Exercise details :: Your task is to write out the lines from the line containing "Parse this screenshot: output" through the last line of the material, exactly.

____

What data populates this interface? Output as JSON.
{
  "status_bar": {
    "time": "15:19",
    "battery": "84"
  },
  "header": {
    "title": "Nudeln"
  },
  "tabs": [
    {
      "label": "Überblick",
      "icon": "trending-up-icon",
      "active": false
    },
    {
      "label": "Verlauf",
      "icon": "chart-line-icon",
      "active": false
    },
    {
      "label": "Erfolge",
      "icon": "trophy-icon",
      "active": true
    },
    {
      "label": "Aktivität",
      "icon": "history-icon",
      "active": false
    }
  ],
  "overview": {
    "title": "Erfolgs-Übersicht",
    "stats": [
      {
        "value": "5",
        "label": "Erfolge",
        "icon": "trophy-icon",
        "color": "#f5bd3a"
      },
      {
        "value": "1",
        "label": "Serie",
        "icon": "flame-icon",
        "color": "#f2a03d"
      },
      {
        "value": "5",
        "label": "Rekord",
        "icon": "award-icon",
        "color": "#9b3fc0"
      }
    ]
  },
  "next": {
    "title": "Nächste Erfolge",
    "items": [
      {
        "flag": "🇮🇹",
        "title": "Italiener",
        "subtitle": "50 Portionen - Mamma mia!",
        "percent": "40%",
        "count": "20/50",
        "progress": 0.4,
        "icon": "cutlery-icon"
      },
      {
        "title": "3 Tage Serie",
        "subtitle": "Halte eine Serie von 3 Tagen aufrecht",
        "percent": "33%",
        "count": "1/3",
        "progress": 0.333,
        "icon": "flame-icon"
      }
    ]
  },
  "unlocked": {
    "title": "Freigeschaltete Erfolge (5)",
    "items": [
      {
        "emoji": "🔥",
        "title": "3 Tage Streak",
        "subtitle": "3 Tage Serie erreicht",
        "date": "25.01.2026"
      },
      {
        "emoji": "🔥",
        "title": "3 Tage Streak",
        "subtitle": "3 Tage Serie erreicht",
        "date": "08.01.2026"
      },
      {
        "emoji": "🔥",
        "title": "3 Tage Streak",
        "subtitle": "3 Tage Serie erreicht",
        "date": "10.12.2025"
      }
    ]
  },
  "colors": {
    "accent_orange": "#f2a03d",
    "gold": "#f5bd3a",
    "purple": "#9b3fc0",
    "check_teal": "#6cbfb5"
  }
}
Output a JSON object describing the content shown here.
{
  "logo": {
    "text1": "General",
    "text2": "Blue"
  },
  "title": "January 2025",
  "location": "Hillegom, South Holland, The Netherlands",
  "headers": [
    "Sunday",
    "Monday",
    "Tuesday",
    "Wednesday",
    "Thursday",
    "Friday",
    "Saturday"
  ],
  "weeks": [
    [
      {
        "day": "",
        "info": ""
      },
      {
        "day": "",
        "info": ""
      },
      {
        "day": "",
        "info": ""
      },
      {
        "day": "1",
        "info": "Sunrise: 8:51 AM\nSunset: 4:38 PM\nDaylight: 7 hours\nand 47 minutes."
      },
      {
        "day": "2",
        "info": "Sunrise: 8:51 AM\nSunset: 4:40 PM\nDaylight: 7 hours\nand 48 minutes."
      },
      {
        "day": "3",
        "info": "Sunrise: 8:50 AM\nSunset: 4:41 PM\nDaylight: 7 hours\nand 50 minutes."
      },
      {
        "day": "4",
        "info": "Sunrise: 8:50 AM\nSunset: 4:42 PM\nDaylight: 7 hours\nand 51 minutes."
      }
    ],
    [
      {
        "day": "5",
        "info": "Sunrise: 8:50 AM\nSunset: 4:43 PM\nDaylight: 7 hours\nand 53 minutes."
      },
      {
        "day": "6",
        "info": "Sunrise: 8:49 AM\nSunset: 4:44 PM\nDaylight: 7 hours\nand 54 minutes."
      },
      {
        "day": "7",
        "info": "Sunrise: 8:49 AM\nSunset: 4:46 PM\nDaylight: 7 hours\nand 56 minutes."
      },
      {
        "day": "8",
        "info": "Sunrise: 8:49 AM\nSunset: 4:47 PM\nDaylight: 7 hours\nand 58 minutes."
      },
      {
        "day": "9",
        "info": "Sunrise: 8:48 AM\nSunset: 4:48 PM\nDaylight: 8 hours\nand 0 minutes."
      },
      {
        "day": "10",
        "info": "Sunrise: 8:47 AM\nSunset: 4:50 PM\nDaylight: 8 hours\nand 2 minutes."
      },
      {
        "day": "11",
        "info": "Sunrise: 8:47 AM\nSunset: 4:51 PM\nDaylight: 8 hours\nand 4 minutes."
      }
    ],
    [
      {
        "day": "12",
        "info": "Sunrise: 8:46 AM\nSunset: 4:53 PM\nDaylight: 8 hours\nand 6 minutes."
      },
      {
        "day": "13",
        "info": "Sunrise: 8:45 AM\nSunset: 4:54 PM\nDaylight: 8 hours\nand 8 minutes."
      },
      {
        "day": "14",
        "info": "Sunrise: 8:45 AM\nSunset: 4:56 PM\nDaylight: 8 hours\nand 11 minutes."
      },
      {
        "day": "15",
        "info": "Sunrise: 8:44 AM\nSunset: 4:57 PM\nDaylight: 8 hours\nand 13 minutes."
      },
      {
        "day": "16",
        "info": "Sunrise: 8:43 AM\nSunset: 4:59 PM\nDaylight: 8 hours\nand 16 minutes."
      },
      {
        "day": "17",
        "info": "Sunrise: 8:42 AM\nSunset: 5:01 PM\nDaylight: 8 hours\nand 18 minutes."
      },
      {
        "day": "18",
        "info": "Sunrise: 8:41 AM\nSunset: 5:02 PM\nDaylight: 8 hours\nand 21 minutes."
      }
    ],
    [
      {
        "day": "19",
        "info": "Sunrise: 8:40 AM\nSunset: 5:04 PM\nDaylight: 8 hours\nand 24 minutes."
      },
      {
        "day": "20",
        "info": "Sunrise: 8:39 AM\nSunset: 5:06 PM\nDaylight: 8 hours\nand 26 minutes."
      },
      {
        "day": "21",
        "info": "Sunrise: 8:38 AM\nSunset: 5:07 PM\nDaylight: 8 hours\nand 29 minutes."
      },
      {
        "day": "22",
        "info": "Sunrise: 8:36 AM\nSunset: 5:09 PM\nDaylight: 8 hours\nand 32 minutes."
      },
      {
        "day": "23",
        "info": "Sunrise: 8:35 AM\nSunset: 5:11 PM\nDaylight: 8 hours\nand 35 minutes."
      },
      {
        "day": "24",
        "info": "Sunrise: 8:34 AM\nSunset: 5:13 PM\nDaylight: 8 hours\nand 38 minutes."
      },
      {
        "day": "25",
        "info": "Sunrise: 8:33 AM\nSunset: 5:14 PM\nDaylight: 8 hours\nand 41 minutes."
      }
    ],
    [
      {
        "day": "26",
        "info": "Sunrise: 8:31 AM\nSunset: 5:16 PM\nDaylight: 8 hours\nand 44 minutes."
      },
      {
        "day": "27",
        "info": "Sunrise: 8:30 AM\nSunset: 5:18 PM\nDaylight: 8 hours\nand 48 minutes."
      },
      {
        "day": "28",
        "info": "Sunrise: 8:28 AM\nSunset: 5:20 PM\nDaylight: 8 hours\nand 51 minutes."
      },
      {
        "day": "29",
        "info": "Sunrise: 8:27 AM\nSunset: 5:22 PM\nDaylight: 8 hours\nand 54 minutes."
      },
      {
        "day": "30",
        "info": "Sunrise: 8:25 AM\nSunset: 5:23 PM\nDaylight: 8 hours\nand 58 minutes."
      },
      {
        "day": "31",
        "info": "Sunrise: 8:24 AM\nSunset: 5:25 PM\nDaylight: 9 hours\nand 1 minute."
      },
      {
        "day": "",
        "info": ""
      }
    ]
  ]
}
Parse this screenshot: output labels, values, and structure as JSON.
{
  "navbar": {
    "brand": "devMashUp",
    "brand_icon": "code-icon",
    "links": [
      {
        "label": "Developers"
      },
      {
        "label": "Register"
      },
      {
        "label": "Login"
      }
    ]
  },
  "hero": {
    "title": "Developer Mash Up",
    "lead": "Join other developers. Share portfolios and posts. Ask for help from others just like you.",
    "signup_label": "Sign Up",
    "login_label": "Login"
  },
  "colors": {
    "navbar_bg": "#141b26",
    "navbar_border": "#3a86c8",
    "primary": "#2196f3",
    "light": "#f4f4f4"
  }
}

____

Exercise result ::
Parse this screenshot: output labels, values, and structure as JSON.
{
  "navbar": {
    "brand": "devMashUp",
    "brand_icon": "code-icon",
    "links": [
      {
        "label": "Developers"
      },
      {
        "label": "Register"
      },
      {
        "label": "Login"
      }
    ]
  },
  "hero": {
    "title": "Developer Mash Up",
    "lead": "Join other developers. Share portfolios and posts. Ask for help from others just like you.",
    "signup_label": "Sign Up",
    "login_label": "Login"
  },
  "colors": {
    "navbar_bg": "#141b26",
    "navbar_border": "#3a86c8",
    "primary": "#2196f3",
    "light": "#f4f4f4"
  }
}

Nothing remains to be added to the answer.